* [Exercise materials]:
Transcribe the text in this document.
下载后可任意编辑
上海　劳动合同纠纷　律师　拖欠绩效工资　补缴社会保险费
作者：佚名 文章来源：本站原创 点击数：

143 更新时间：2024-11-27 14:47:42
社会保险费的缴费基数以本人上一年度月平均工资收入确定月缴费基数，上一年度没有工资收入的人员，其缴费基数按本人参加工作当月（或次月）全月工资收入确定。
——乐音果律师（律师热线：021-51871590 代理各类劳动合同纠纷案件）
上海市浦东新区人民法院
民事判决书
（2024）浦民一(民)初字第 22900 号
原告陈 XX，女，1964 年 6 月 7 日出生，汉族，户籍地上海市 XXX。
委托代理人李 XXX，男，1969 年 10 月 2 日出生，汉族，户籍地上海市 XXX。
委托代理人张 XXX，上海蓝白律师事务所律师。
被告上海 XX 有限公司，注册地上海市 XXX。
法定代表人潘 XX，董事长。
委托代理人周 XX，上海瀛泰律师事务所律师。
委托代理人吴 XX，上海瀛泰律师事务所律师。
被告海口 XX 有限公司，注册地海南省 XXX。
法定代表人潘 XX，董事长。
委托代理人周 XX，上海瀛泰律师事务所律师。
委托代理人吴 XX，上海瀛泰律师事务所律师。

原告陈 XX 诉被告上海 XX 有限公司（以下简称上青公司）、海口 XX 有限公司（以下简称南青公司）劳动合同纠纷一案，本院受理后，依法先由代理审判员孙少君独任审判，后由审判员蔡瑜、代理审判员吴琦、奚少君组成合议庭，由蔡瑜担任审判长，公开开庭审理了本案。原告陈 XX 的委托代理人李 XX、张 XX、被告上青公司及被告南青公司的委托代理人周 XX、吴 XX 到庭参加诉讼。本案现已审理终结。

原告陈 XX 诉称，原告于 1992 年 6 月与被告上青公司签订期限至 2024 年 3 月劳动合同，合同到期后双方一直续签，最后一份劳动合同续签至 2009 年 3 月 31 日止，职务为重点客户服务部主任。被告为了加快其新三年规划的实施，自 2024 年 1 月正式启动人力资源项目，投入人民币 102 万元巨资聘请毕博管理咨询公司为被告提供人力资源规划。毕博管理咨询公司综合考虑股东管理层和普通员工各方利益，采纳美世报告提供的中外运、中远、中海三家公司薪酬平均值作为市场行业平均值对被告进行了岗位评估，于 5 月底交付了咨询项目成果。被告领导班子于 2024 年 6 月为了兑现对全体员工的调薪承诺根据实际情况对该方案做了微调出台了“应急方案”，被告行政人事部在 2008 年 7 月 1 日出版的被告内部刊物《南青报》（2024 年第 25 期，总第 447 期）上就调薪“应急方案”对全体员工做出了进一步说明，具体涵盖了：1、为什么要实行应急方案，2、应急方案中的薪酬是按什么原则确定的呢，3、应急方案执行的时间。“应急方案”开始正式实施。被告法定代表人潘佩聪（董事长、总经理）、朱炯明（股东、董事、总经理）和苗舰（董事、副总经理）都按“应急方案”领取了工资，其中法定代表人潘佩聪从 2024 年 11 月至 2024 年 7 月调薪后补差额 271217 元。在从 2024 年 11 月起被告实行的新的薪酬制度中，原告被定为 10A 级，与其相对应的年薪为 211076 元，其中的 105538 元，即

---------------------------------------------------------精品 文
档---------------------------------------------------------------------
---
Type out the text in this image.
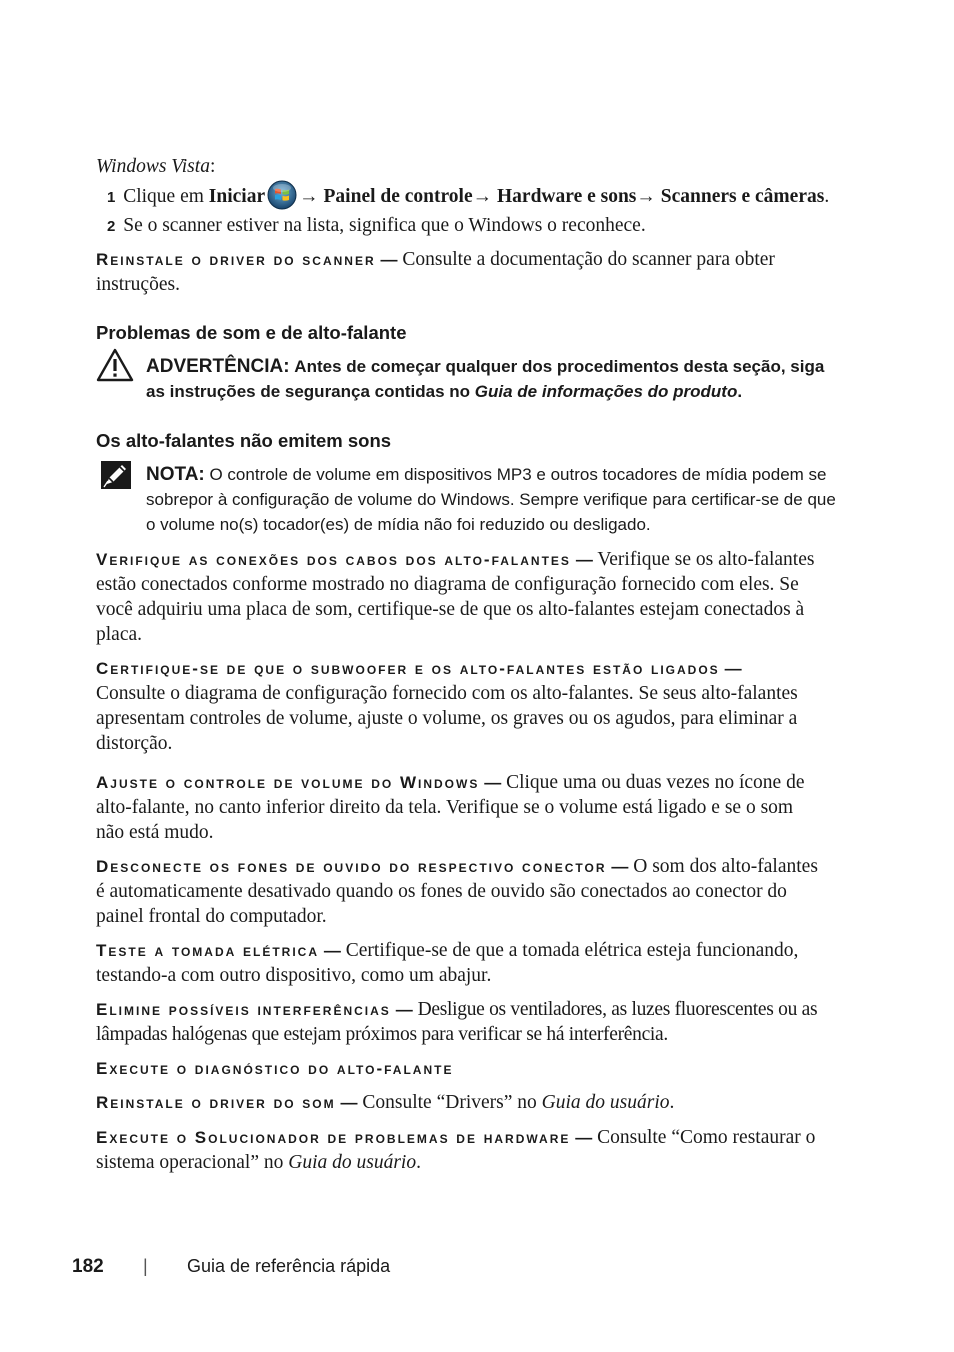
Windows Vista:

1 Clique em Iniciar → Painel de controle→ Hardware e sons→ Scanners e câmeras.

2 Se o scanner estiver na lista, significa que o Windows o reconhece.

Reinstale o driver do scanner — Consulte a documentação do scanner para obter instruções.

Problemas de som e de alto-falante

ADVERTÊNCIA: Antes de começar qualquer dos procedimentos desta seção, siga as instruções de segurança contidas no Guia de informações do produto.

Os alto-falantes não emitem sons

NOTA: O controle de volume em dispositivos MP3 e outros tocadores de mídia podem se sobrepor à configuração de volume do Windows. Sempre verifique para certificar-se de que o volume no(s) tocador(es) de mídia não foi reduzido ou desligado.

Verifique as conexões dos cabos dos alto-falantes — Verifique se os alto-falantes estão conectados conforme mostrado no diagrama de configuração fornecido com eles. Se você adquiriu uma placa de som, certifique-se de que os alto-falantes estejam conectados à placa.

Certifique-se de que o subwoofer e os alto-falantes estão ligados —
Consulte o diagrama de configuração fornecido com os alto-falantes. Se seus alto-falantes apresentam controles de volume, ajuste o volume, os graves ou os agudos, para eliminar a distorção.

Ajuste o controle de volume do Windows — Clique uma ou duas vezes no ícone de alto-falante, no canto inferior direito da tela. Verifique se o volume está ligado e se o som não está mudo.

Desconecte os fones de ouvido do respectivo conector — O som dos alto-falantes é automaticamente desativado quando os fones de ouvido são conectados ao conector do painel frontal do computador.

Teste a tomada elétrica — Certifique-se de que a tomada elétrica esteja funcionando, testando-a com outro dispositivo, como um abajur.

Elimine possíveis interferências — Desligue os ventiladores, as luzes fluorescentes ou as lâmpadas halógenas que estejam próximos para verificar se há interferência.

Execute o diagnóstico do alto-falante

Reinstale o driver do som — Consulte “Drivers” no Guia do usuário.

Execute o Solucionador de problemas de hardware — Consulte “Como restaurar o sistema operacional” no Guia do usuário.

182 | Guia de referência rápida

* [Direction]:
Going through the data above, count the lines where the string "Clique" appears, and answer with only that number.

* [Solution for this task]:
2